[Stored data]
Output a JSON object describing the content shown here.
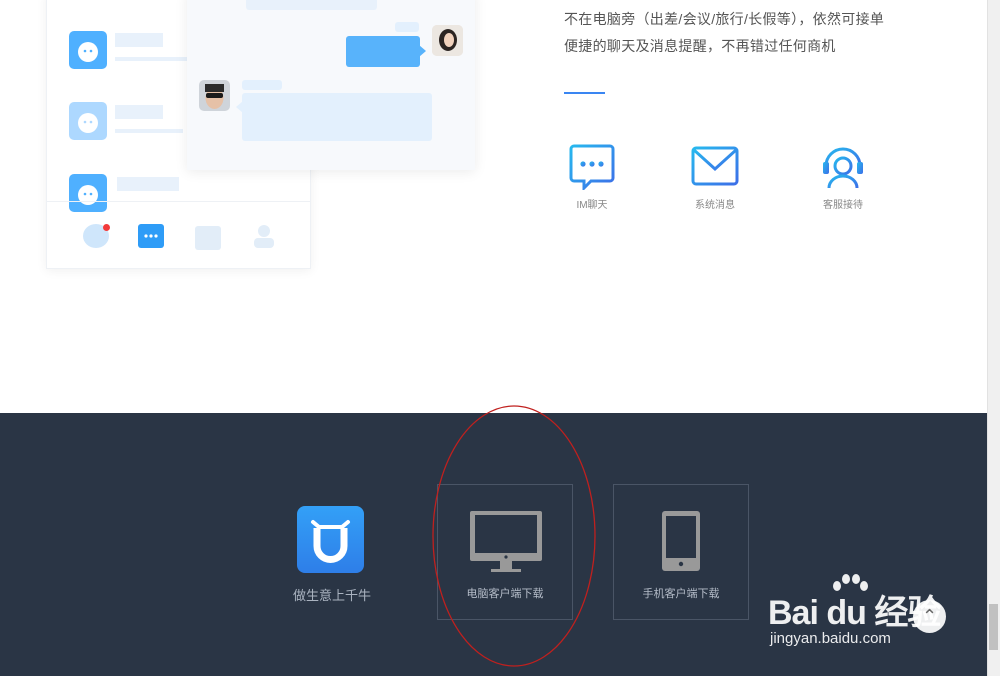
{
  "intro": {
    "line1": "不在电脑旁（出差/会议/旅行/长假等），依然可接单",
    "line2": "便捷的聊天及消息提醒，不再错过任何商机"
  },
  "features": [
    {
      "label": "IM聊天",
      "icon": "chat-dots-icon"
    },
    {
      "label": "系统消息",
      "icon": "envelope-icon"
    },
    {
      "label": "客服接待",
      "icon": "headset-icon"
    }
  ],
  "footer": {
    "app_name": "做生意上千牛",
    "downloads": [
      {
        "label": "电脑客户端下载",
        "icon": "monitor-icon"
      },
      {
        "label": "手机客户端下载",
        "icon": "tablet-icon"
      }
    ]
  },
  "watermark": {
    "brand": "Bai du 经验",
    "url": "jingyan.baidu.com"
  },
  "colors": {
    "footer_bg": "#2a3545",
    "accent": "#3a86f2",
    "annotation": "#c0201e"
  }
}
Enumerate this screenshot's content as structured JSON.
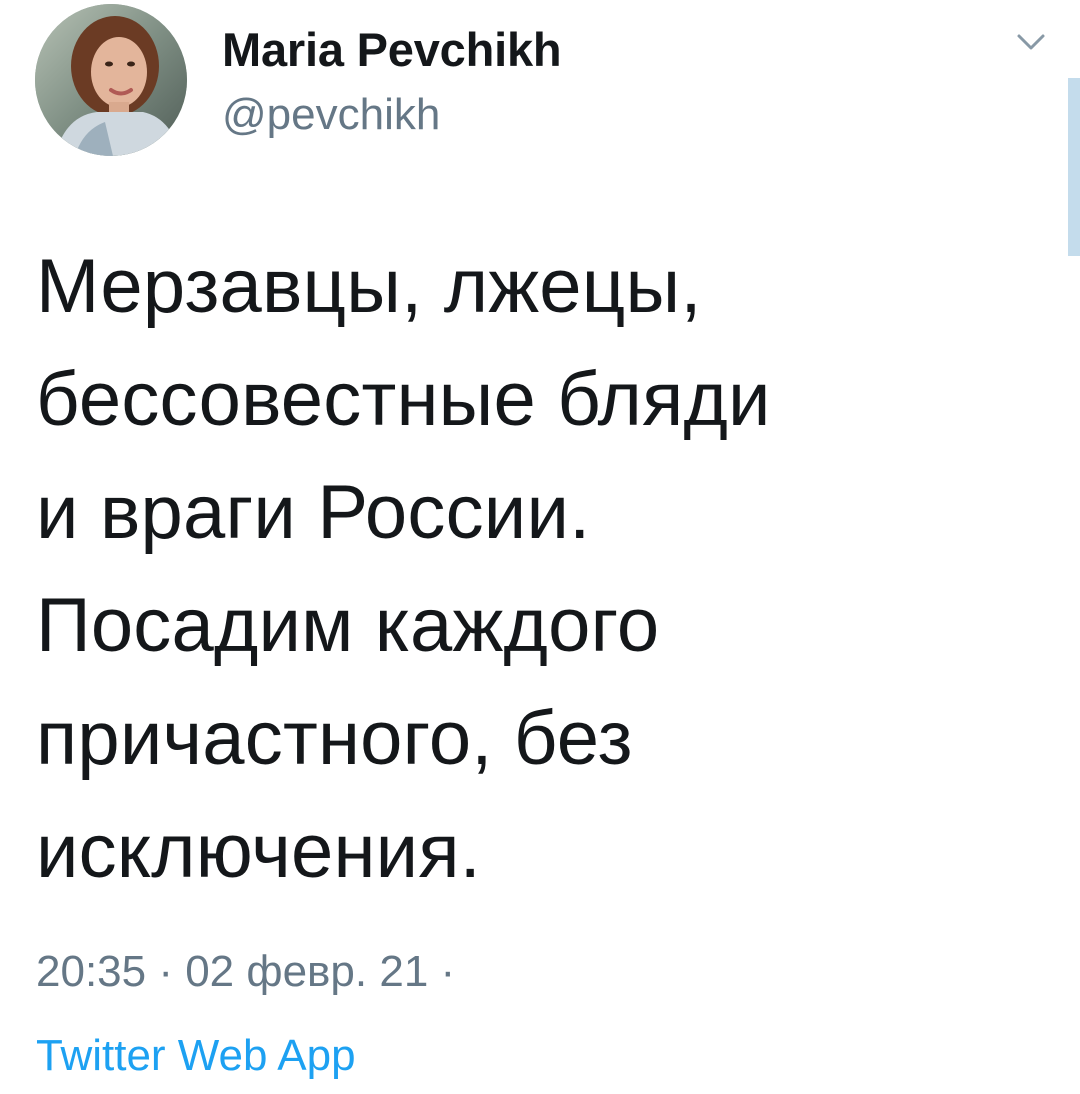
{
  "user": {
    "display_name": "Maria Pevchikh",
    "handle": "@pevchikh"
  },
  "tweet": {
    "text": "Мерзавцы, лжецы,\nбессовестные бляди\nи враги России.\nПосадим каждого\nпричастного, без\nисключения.",
    "timestamp": "20:35 · 02 февр. 21 ·",
    "source": "Twitter Web App"
  },
  "icons": {
    "menu": "chevron-down-icon",
    "avatar": "profile-photo"
  },
  "colors": {
    "text": "#14171a",
    "secondary": "#657786",
    "link": "#1da1f2",
    "scrollbar": "#c4dcec"
  }
}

» DIRECTIONS: Go through the listing above and quote it exactly, apart from its images.

» TASK RESULT:
Output a JSON object describing the content shown here.
{
  "intro": {
    "line1": "不在电脑旁（出差/会议/旅行/长假等），依然可接单",
    "line2": "便捷的聊天及消息提醒，不再错过任何商机"
  },
  "features": [
    {
      "label": "IM聊天",
      "icon": "chat-dots-icon"
    },
    {
      "label": "系统消息",
      "icon": "envelope-icon"
    },
    {
      "label": "客服接待",
      "icon": "headset-icon"
    }
  ],
  "footer": {
    "app_name": "做生意上千牛",
    "downloads": [
      {
        "label": "电脑客户端下载",
        "icon": "monitor-icon"
      },
      {
        "label": "手机客户端下载",
        "icon": "tablet-icon"
      }
    ]
  },
  "watermark": {
    "brand": "Bai du 经验",
    "url": "jingyan.baidu.com"
  },
  "colors": {
    "footer_bg": "#2a3545",
    "accent": "#3a86f2",
    "annotation": "#c0201e"
  }
}
Enumerate this screenshot's content as structured JSON.
{
  "user": {
    "display_name": "Maria Pevchikh",
    "handle": "@pevchikh"
  },
  "tweet": {
    "text": "Мерзавцы, лжецы,\nбессовестные бляди\nи враги России.\nПосадим каждого\nпричастного, без\nисключения.",
    "timestamp": "20:35 · 02 февр. 21 ·",
    "source": "Twitter Web App"
  },
  "icons": {
    "menu": "chevron-down-icon",
    "avatar": "profile-photo"
  },
  "colors": {
    "text": "#14171a",
    "secondary": "#657786",
    "link": "#1da1f2",
    "scrollbar": "#c4dcec"
  }
}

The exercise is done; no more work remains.